*To be done*: Copy each record exactly as it reads, leaving out any pictures it holds.

*Dataset entries*:
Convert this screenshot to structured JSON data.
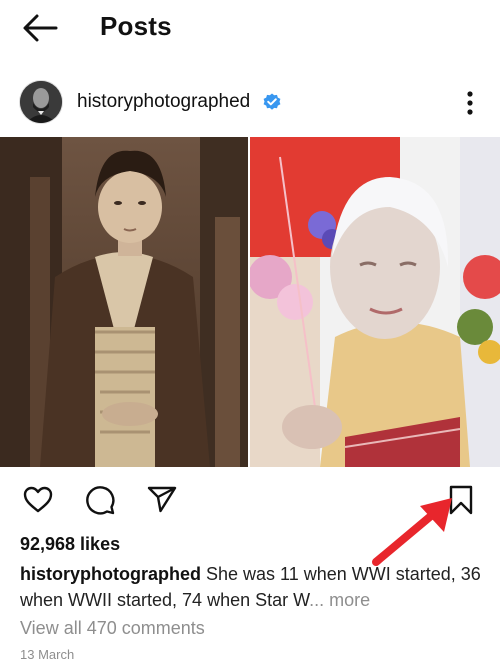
{
  "header": {
    "title": "Posts",
    "back_icon": "arrow-left-icon"
  },
  "post": {
    "username": "historyphotographed",
    "verified_icon": "verified-badge-icon",
    "likes": "92,968 likes",
    "caption_user": "historyphotographed",
    "caption_text": " She was 11 when WWI started, 36 when WWII started, 74 when Star W",
    "caption_more": "... more",
    "comments_link": "View all 470 comments",
    "date": "13 March"
  },
  "actions": {
    "like_icon": "heart-icon",
    "comment_icon": "comment-icon",
    "share_icon": "send-icon",
    "save_icon": "bookmark-icon"
  },
  "colors": {
    "verified": "#3897f0",
    "annotation_arrow": "#e8262c",
    "muted_text": "#8e8e8e"
  }
}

*Result for this exercise*:
Convert this screenshot to structured JSON data.
{
  "header": {
    "title": "Posts",
    "back_icon": "arrow-left-icon"
  },
  "post": {
    "username": "historyphotographed",
    "verified_icon": "verified-badge-icon",
    "likes": "92,968 likes",
    "caption_user": "historyphotographed",
    "caption_text": " She was 11 when WWI started, 36 when WWII started, 74 when Star W",
    "caption_more": "... more",
    "comments_link": "View all 470 comments",
    "date": "13 March"
  },
  "actions": {
    "like_icon": "heart-icon",
    "comment_icon": "comment-icon",
    "share_icon": "send-icon",
    "save_icon": "bookmark-icon"
  },
  "colors": {
    "verified": "#3897f0",
    "annotation_arrow": "#e8262c",
    "muted_text": "#8e8e8e"
  }
}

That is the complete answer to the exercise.